[Date Prev][Date Next][Thread Prev][Thread Next][Date Index][Thread Index]

Re: [syndication] HTML Encoding BooHoo...



On Wed, May 23, 2001 at 12:57:37PM -0400, Morbus Iff wrote:
> ** I eventually tracked the culprit to nothing in my code, but rather the 
> XML::Simple perl module, which seems to magick &lt;XML&gt; into <XML> all 
> by itself. I'm still investigating, but seeing the file encoded, and then 
> loading it through XML::Simple and Data::Dump[ing] it shows that it's 
> autoconverted. Why, I'm not sure...

_GIVEN PROBLEM A_
Reproduce the listing, starting at its first line and ending after the line that contains "signal-icon: ▾ — [573, 5, 577, 12]", including both ends.
The mailing-list post and the listing that follows it were taken from separate sources.

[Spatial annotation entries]
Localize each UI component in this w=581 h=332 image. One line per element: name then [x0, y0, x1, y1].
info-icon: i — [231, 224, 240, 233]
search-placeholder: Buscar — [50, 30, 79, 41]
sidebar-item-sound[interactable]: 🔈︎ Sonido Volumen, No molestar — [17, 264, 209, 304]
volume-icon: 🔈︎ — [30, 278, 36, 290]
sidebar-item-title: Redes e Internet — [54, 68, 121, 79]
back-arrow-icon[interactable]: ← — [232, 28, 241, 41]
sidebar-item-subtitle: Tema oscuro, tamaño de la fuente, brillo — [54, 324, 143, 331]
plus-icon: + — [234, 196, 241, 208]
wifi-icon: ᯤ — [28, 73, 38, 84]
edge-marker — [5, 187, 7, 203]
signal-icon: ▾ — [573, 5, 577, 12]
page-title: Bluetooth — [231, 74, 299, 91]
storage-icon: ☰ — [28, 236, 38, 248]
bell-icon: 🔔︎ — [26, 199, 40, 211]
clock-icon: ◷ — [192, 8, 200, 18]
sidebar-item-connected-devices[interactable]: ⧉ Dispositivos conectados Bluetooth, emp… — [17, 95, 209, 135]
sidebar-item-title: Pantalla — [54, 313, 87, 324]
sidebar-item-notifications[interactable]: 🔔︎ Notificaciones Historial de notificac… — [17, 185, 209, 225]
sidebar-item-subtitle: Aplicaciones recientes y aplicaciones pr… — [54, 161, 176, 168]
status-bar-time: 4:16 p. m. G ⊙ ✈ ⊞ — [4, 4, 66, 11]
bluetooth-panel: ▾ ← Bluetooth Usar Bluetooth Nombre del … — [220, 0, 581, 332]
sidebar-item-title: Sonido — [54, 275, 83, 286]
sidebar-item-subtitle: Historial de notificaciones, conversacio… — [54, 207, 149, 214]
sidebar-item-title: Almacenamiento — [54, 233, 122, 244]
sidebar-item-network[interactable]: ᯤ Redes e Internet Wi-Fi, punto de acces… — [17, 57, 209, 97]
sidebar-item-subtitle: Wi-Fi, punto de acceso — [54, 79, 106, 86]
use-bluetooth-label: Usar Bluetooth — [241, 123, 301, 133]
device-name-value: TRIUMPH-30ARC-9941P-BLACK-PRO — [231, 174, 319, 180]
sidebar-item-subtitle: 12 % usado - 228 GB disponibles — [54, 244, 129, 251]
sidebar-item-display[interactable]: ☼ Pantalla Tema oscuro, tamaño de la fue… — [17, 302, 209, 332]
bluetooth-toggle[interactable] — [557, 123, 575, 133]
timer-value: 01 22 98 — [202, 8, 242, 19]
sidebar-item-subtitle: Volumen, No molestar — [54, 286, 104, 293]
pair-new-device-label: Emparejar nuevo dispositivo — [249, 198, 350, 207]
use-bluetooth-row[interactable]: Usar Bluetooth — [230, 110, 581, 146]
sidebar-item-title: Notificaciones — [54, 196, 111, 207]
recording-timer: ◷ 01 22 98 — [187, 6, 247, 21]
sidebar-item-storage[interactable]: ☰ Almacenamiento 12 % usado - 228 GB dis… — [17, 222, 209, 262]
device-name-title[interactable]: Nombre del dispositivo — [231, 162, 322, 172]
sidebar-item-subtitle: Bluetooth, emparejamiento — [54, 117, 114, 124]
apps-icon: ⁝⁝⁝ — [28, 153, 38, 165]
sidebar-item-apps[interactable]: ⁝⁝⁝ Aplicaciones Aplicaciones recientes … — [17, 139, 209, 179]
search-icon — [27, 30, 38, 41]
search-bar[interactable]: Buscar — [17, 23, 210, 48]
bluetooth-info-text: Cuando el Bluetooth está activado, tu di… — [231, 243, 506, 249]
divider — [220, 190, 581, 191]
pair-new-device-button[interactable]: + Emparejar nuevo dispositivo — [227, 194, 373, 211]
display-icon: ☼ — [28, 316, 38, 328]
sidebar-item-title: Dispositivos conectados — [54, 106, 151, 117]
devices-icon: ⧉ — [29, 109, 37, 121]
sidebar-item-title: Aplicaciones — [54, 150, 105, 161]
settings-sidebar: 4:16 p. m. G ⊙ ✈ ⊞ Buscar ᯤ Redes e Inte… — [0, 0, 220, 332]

_GIVEN PROBLEM B_
Continue the mailing-list post from the point where it stops.

_EXERCISE ANSWER A_
Localize each UI component in this w=581 h=332 image. One line per element: name then [x0, y0, x1, y1].
info-icon: i — [231, 224, 240, 233]
search-placeholder: Buscar — [50, 30, 79, 41]
sidebar-item-sound[interactable]: 🔈︎ Sonido Volumen, No molestar — [17, 264, 209, 304]
volume-icon: 🔈︎ — [30, 278, 36, 290]
sidebar-item-title: Redes e Internet — [54, 68, 121, 79]
back-arrow-icon[interactable]: ← — [232, 28, 241, 41]
sidebar-item-subtitle: Tema oscuro, tamaño de la fuente, brillo — [54, 324, 143, 331]
plus-icon: + — [234, 196, 241, 208]
wifi-icon: ᯤ — [28, 73, 38, 84]
edge-marker — [5, 187, 7, 203]
signal-icon: ▾ — [573, 5, 577, 12]

_EXERCISE ANSWER B_
It does that because that's what it's supposed to do; XML processors
must resolve entities automagically. If they want "<XML>" to be
rendered by the final browser, it should be encoded in the RSS feed
as:

  &amp;lt;XML&amp;gt;
so that it will come out of the XML parser as:
  &lt;XML&gt;
which will be rendered by the HTML parser as:
  <XML>

Practically, the best thing to do is probably scan and allow a
pre-determined subset of HTML, and entity-encode everything else (as
is suggested by Dan).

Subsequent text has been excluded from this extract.